START EXERCISE MATERIALS

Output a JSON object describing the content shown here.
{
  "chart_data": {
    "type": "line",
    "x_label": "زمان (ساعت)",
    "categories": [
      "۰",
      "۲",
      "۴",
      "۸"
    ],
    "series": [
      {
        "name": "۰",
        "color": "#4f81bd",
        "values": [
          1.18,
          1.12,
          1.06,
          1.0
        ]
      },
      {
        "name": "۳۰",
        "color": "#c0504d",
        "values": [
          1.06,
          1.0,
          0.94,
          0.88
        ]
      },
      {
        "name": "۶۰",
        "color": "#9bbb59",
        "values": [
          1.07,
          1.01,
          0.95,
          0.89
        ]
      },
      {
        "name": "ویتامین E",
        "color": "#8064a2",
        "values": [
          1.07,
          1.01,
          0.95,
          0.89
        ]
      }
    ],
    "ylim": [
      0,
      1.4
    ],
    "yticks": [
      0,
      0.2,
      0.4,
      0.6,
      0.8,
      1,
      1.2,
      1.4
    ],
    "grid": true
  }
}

END EXERCISE MATERIALS

# WORK TO BE COMPLETED:
Recopy the entries above in their entirety, exactly.

# EXERCISE RESULT:
Output a JSON object describing the content shown here.
{
  "chart_data": {
    "type": "line",
    "x_label": "زمان (ساعت)",
    "categories": [
      "۰",
      "۲",
      "۴",
      "۸"
    ],
    "series": [
      {
        "name": "۰",
        "color": "#4f81bd",
        "values": [
          1.18,
          1.12,
          1.06,
          1.0
        ]
      },
      {
        "name": "۳۰",
        "color": "#c0504d",
        "values": [
          1.06,
          1.0,
          0.94,
          0.88
        ]
      },
      {
        "name": "۶۰",
        "color": "#9bbb59",
        "values": [
          1.07,
          1.01,
          0.95,
          0.89
        ]
      },
      {
        "name": "ویتامین E",
        "color": "#8064a2",
        "values": [
          1.07,
          1.01,
          0.95,
          0.89
        ]
      }
    ],
    "ylim": [
      0,
      1.4
    ],
    "yticks": [
      0,
      0.2,
      0.4,
      0.6,
      0.8,
      1,
      1.2,
      1.4
    ],
    "grid": true
  }
}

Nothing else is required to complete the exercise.